++++ DATASET RECORDS ++++
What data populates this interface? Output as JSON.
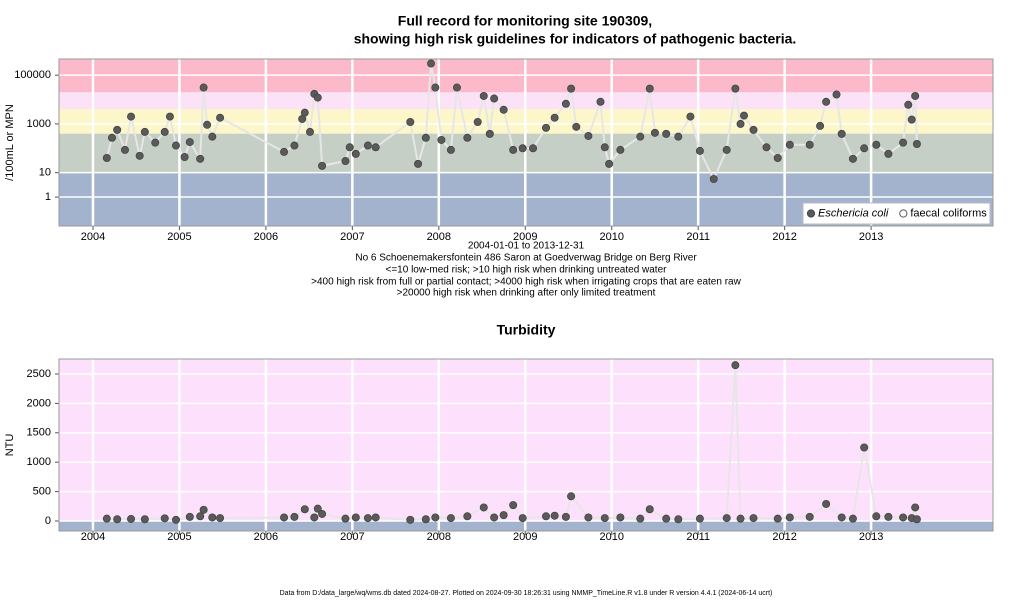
{
  "chart_data": [
    {
      "type": "line",
      "title": [
        "Full record for monitoring site 190309,",
        "showing high risk guidelines for indicators of pathogenic bacteria."
      ],
      "subtitle": [
        "2004-01-01 to 2013-12-31",
        "No 6 Schoenemakersfontein 486 Saron at Goedverwag Bridge on Berg River",
        "<=10 low-med risk; >10 high risk when drinking untreated water",
        ">400 high risk from full or partial contact; >4000 high risk when irrigating crops that are eaten raw",
        ">20000 high risk when drinking after only limited treatment"
      ],
      "y_label": "/100mL or MPN",
      "log_y": true,
      "grid": true,
      "legend": "bottom-right",
      "xlim": [
        2003.607,
        2014.41
      ],
      "xticks": [
        2004,
        2005,
        2006,
        2007,
        2008,
        2009,
        2010,
        2011,
        2012,
        2013
      ],
      "ylim": [
        0.065,
        460000
      ],
      "yticks": [
        1,
        10,
        1000,
        100000
      ],
      "thresholds": [
        10,
        400,
        4000,
        20000
      ],
      "band_colors": [
        "#a3b3ce",
        "#c5cfc5",
        "#fcf6c9",
        "#fbe2f6",
        "#fbb9c9"
      ],
      "line_color": "#e6e6e6",
      "series": [
        {
          "name": "Eschericia coli",
          "color": "#5a5a5a",
          "marker": "filled",
          "font_style": "italic",
          "x": [
            2004.16,
            2004.22,
            2004.28,
            2004.37,
            2004.44,
            2004.54,
            2004.6,
            2004.72,
            2004.83,
            2004.89,
            2004.96,
            2005.06,
            2005.12,
            2005.24,
            2005.28,
            2005.32,
            2005.38,
            2005.47,
            2006.21,
            2006.33,
            2006.42,
            2006.45,
            2006.51,
            2006.56,
            2006.6,
            2006.65,
            2006.92,
            2006.97,
            2007.04,
            2007.18,
            2007.27,
            2007.67,
            2007.76,
            2007.85,
            2007.91,
            2007.96,
            2008.03,
            2008.14,
            2008.21,
            2008.33,
            2008.45,
            2008.52,
            2008.59,
            2008.64,
            2008.75,
            2008.86,
            2008.97,
            2009.09,
            2009.24,
            2009.34,
            2009.47,
            2009.53,
            2009.59,
            2009.73,
            2009.87,
            2009.92,
            2009.97,
            2010.1,
            2010.33,
            2010.44,
            2010.5,
            2010.63,
            2010.77,
            2010.91,
            2011.02,
            2011.18,
            2011.33,
            2011.43,
            2011.49,
            2011.53,
            2011.64,
            2011.79,
            2011.92,
            2012.06,
            2012.29,
            2012.41,
            2012.48,
            2012.6,
            2012.66,
            2012.79,
            2012.92,
            2013.06,
            2013.2,
            2013.37,
            2013.43,
            2013.47,
            2013.51,
            2013.53
          ],
          "values": [
            40,
            270,
            570,
            86,
            2000,
            49,
            470,
            170,
            470,
            2000,
            130,
            44,
            180,
            37,
            31000,
            920,
            300,
            1800,
            71,
            130,
            1600,
            2900,
            470,
            17000,
            12000,
            19,
            30,
            110,
            59,
            130,
            110,
            1200,
            23,
            270,
            300000,
            31000,
            220,
            86,
            31000,
            270,
            1200,
            14000,
            390,
            11000,
            3800,
            86,
            100,
            100,
            690,
            1800,
            6700,
            28000,
            760,
            320,
            8100,
            110,
            23,
            86,
            300,
            28000,
            430,
            390,
            300,
            2000,
            78,
            5.5,
            86,
            28000,
            1000,
            2200,
            570,
            110,
            40,
            140,
            140,
            830,
            8100,
            16000,
            390,
            37,
            100,
            140,
            59,
            170,
            6100,
            1500,
            14000,
            150
          ]
        },
        {
          "name": "faecal coliforms",
          "color": "#5a5a5a",
          "marker": "open",
          "x": [],
          "values": []
        }
      ]
    },
    {
      "type": "line",
      "title": "Turbidity",
      "y_label": "NTU",
      "grid": true,
      "xlim": [
        2003.607,
        2014.41
      ],
      "xticks": [
        2004,
        2005,
        2006,
        2007,
        2008,
        2009,
        2010,
        2011,
        2012,
        2013
      ],
      "ylim": [
        -170,
        2755
      ],
      "yticks": [
        0,
        500,
        1000,
        1500,
        2000,
        2500
      ],
      "background": "#fde0fb",
      "floor_color": "#a3b3ce",
      "line_color": "#e6e6e6",
      "series": [
        {
          "name": "NTU",
          "color": "#5a5a5a",
          "marker": "filled",
          "x": [
            2004.16,
            2004.28,
            2004.44,
            2004.6,
            2004.83,
            2004.96,
            2005.12,
            2005.24,
            2005.28,
            2005.38,
            2005.47,
            2006.21,
            2006.33,
            2006.45,
            2006.56,
            2006.6,
            2006.65,
            2006.92,
            2007.04,
            2007.18,
            2007.27,
            2007.67,
            2007.85,
            2007.96,
            2008.14,
            2008.33,
            2008.52,
            2008.64,
            2008.75,
            2008.86,
            2008.97,
            2009.24,
            2009.34,
            2009.47,
            2009.53,
            2009.73,
            2009.92,
            2010.1,
            2010.33,
            2010.44,
            2010.63,
            2010.77,
            2011.02,
            2011.33,
            2011.43,
            2011.49,
            2011.64,
            2011.92,
            2012.06,
            2012.29,
            2012.48,
            2012.66,
            2012.79,
            2012.92,
            2013.06,
            2013.2,
            2013.37,
            2013.47,
            2013.51,
            2013.53
          ],
          "values": [
            40,
            30,
            35,
            30,
            45,
            20,
            70,
            80,
            190,
            60,
            50,
            60,
            70,
            200,
            60,
            210,
            120,
            40,
            60,
            50,
            60,
            20,
            30,
            60,
            50,
            80,
            230,
            60,
            100,
            270,
            50,
            80,
            90,
            70,
            420,
            60,
            50,
            60,
            40,
            200,
            40,
            30,
            40,
            50,
            2650,
            40,
            50,
            40,
            60,
            70,
            290,
            60,
            40,
            1250,
            80,
            70,
            60,
            50,
            230,
            30
          ]
        }
      ]
    }
  ],
  "footer": "Data from D:/data_large/wq/wms.db dated 2024-08-27. Plotted on 2024-09-30 18:26:31 using NMMP_TimeLine.R v1.8 under R version 4.4.1 (2024-06-14 ucrt)"
}
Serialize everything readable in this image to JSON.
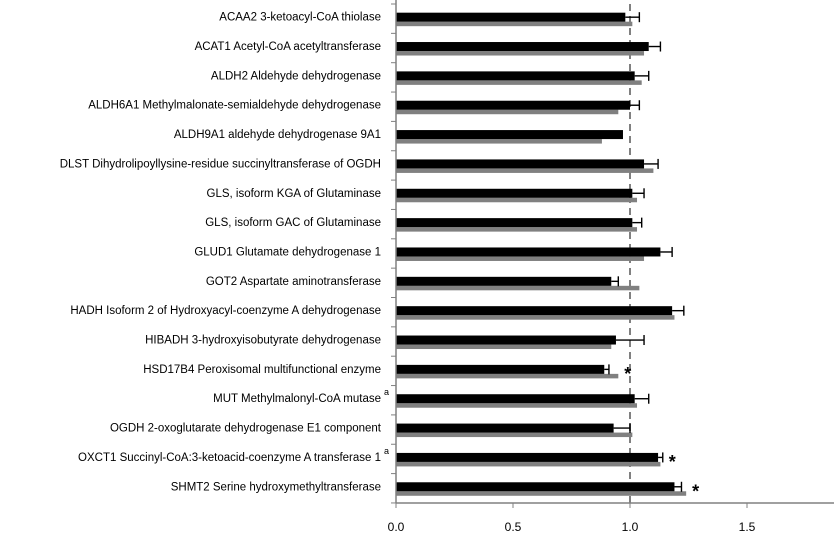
{
  "chart_data": {
    "type": "bar",
    "orientation": "horizontal",
    "title": "",
    "xlabel": "",
    "ylabel": "",
    "xlim": [
      0,
      1.8
    ],
    "x_ticks": [
      "0.0",
      "0.5",
      "1.0",
      "1.5"
    ],
    "reference_line": 1.0,
    "categories": [
      "ACAA2 3-ketoacyl-CoA thiolase",
      "ACAT1 Acetyl-CoA acetyltransferase",
      "ALDH2 Aldehyde dehydrogenase",
      "ALDH6A1 Methylmalonate-semialdehyde dehydrogenase",
      "ALDH9A1 aldehyde dehydrogenase 9A1",
      "DLST Dihydrolipoyllysine-residue succinyltransferase of OGDH",
      "GLS, isoform  KGA of Glutaminase",
      "GLS, isoform GAC of Glutaminase",
      "GLUD1 Glutamate dehydrogenase 1",
      "GOT2 Aspartate aminotransferase",
      "HADH Isoform 2 of Hydroxyacyl-coenzyme A dehydrogenase",
      "HIBADH 3-hydroxyisobutyrate dehydrogenase",
      "HSD17B4 Peroxisomal multifunctional enzyme",
      "MUT Methylmalonyl-CoA mutase",
      "OGDH 2-oxoglutarate dehydrogenase E1 component",
      "OXCT1 Succinyl-CoA:3-ketoacid-coenzyme A transferase 1",
      "SHMT2 Serine hydroxymethyltransferase"
    ],
    "superscripts": [
      "",
      "",
      "",
      "",
      "",
      "",
      "",
      "",
      "",
      "",
      "",
      "",
      "",
      "a",
      "",
      "a",
      ""
    ],
    "significance": [
      "",
      "",
      "",
      "",
      "",
      "",
      "",
      "",
      "",
      "",
      "",
      "",
      "*",
      "",
      "",
      "*",
      "*"
    ],
    "series": [
      {
        "color": "#000000",
        "values": [
          0.98,
          1.08,
          1.02,
          1.0,
          0.97,
          1.06,
          1.01,
          1.01,
          1.13,
          0.92,
          1.18,
          0.94,
          0.89,
          1.02,
          0.93,
          1.12,
          1.19
        ],
        "errors": [
          0.06,
          0.05,
          0.06,
          0.04,
          0.0,
          0.06,
          0.05,
          0.04,
          0.05,
          0.03,
          0.05,
          0.12,
          0.02,
          0.06,
          0.07,
          0.02,
          0.03
        ]
      },
      {
        "color": "#808080",
        "values": [
          1.01,
          1.06,
          1.05,
          0.95,
          0.88,
          1.1,
          1.03,
          1.03,
          1.06,
          1.04,
          1.19,
          0.92,
          0.95,
          1.03,
          1.01,
          1.13,
          1.24
        ]
      }
    ],
    "grid": false,
    "legend": "none"
  }
}
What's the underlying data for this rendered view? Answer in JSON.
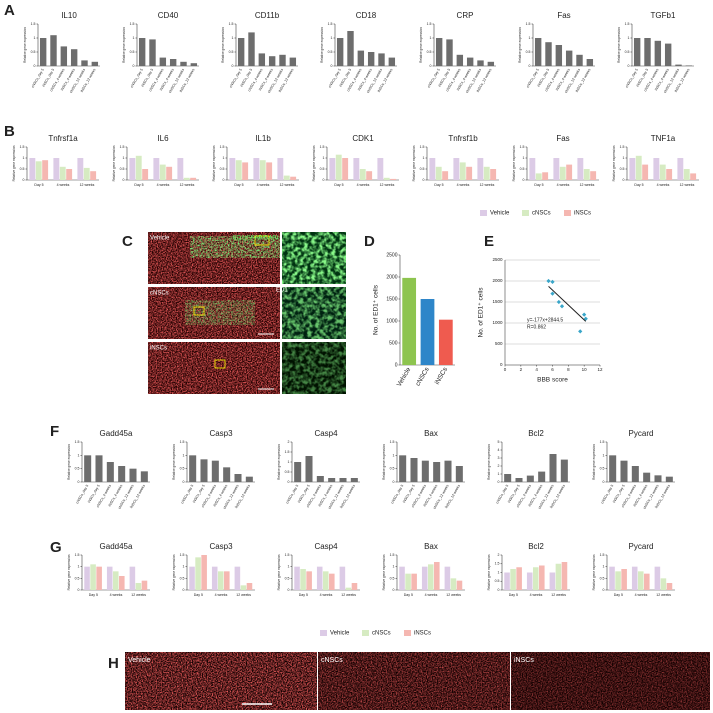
++++
## WHAT YOU WILL DO
Lines holding the word "name" should be copied from the entries above.

## OUTPUT OF THE TASK
          "name": "Eschericia coli",
          "name": "faecal coliforms",
          "name": "NTU",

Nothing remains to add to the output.